Part of a data file
====

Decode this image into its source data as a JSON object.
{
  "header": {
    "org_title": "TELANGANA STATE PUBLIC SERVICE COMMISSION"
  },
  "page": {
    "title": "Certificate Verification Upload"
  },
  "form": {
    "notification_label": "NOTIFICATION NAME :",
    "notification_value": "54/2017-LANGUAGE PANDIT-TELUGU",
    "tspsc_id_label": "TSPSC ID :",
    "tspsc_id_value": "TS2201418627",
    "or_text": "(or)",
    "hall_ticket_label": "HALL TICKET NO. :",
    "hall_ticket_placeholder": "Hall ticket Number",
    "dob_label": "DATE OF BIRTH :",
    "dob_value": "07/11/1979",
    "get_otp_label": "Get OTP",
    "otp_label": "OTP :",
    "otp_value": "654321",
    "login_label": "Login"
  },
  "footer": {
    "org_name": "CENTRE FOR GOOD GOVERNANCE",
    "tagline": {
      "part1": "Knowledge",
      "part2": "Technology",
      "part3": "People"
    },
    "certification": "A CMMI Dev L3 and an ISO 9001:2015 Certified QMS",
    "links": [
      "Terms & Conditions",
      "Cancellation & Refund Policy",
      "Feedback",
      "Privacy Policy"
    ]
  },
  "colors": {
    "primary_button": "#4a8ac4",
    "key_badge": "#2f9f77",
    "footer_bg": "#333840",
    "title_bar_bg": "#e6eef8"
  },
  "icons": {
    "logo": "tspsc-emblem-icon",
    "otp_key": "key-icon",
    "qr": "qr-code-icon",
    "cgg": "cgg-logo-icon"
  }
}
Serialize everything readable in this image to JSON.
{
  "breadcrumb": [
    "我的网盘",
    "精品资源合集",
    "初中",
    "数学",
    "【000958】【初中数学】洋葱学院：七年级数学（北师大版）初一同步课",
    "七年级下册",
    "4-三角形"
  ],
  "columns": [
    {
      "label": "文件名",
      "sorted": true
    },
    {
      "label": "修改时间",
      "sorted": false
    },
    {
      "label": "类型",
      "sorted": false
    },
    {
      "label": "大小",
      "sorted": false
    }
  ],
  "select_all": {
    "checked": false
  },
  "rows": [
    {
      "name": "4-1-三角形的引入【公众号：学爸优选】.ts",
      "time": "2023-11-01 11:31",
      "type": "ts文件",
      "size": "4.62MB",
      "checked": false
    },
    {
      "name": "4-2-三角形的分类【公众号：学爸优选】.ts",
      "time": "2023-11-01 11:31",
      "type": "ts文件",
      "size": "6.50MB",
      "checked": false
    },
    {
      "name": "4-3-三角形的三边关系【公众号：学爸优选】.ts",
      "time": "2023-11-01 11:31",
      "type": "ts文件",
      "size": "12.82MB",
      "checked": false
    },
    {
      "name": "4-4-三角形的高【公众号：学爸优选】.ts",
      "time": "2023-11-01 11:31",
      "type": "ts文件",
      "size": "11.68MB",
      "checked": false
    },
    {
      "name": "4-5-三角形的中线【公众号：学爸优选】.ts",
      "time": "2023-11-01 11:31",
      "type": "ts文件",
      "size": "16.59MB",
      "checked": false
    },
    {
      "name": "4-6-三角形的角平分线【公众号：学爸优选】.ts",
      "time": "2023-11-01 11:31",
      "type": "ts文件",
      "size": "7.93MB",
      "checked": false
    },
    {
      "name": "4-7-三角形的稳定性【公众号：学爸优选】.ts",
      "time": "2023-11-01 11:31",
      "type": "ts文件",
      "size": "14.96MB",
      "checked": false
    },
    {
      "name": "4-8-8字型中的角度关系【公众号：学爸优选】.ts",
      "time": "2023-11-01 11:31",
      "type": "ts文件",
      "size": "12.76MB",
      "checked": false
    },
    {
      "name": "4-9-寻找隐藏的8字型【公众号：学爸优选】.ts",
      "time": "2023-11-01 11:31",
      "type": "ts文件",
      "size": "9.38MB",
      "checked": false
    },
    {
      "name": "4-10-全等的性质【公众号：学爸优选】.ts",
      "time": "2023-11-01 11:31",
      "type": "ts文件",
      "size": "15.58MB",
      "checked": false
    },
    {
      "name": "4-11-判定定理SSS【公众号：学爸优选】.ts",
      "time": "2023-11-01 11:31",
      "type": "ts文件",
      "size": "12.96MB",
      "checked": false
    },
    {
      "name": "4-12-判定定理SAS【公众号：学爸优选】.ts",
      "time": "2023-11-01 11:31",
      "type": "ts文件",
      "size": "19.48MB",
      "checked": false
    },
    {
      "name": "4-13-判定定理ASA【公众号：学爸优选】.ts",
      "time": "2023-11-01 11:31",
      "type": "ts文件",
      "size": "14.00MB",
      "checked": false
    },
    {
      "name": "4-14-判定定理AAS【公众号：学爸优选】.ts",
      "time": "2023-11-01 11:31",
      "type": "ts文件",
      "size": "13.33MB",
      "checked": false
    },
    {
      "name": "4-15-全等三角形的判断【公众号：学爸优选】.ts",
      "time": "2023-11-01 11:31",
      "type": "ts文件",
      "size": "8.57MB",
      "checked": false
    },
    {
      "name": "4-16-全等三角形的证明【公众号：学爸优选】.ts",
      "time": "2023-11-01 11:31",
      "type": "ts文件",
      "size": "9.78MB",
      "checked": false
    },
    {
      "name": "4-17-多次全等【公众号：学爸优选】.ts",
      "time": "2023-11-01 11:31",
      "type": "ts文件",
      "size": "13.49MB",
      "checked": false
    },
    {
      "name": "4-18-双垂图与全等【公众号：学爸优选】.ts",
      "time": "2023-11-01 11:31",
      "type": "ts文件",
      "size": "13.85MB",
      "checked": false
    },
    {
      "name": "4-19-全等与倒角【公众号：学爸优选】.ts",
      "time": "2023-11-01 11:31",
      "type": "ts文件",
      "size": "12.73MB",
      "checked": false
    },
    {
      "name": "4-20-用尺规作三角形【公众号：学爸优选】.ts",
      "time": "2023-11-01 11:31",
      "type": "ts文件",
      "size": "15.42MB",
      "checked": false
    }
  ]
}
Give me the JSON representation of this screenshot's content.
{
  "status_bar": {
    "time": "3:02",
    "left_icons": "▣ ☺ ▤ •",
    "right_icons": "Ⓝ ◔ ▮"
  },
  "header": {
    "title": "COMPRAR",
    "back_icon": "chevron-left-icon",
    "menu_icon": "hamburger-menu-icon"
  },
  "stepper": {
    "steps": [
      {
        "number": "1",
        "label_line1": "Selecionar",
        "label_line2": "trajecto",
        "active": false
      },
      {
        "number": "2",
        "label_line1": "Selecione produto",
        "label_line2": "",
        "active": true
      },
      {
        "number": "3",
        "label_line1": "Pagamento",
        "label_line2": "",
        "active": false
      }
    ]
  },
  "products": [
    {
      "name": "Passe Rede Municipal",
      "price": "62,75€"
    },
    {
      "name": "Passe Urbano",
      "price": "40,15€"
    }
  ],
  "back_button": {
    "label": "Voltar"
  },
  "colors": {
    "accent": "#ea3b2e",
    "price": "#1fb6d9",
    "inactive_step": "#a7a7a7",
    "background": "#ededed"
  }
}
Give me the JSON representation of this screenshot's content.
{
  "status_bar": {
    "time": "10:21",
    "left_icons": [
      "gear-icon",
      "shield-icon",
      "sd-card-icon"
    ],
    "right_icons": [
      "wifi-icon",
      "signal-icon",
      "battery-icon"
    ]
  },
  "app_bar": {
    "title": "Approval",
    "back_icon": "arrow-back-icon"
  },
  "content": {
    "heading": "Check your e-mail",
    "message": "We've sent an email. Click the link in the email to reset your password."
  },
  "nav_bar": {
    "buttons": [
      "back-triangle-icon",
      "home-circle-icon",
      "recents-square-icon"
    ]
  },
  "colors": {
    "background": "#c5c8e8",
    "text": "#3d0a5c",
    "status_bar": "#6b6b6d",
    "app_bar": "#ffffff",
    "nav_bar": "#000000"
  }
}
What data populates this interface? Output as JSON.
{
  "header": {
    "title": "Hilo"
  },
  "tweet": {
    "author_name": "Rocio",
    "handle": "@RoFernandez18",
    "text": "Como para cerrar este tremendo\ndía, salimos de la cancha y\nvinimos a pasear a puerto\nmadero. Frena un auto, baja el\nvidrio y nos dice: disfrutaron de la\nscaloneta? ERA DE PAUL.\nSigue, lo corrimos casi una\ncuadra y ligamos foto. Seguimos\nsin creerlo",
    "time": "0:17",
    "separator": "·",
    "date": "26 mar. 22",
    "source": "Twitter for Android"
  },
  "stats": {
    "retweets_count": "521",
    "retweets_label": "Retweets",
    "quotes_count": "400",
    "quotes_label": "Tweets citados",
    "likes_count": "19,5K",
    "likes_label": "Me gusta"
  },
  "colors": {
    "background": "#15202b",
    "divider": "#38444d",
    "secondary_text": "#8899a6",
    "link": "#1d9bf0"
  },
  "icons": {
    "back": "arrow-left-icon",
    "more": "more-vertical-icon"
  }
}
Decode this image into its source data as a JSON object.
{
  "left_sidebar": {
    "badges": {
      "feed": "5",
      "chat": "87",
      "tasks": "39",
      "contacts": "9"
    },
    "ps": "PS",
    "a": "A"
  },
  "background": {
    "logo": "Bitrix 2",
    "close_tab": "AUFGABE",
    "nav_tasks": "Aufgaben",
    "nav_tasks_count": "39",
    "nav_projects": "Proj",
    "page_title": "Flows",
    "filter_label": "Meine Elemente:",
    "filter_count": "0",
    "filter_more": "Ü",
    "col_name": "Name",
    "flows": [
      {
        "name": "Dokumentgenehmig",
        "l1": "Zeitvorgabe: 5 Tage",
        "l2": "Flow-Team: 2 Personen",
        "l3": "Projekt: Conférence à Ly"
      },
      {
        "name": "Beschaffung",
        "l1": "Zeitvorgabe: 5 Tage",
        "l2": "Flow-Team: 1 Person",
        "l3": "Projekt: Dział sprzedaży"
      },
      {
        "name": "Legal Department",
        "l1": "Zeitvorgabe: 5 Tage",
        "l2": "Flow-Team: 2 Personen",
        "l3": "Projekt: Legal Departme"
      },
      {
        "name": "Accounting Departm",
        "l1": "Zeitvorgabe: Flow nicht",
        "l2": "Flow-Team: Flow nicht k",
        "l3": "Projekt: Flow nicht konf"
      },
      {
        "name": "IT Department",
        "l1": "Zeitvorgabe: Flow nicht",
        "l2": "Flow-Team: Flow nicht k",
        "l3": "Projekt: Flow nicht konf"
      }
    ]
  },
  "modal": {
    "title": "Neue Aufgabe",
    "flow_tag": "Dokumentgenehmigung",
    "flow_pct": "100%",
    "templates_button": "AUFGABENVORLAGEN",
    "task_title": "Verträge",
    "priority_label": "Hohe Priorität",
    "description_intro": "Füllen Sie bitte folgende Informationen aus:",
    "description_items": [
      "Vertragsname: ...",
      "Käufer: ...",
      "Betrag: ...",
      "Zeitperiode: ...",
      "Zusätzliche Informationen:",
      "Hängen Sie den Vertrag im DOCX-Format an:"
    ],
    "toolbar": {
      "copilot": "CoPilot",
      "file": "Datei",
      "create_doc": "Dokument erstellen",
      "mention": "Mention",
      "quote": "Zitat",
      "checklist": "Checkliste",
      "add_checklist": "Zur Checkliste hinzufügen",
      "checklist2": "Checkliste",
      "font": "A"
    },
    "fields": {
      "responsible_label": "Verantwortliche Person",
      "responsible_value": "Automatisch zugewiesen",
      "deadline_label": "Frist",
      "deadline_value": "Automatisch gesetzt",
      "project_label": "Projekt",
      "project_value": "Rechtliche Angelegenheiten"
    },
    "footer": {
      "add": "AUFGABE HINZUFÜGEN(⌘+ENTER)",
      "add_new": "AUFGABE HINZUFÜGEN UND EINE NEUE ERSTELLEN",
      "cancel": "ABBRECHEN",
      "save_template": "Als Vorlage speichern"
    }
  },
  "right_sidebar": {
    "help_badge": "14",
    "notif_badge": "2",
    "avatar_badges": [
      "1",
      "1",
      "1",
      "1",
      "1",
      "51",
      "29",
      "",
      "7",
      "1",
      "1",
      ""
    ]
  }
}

====

◆ **Stated goal**
In the listing, find all lines with the string "Legal" and copy them.

◆ **Answer to this task**
        "name": "Legal Department",
        "l3": "Projekt: Legal Departme"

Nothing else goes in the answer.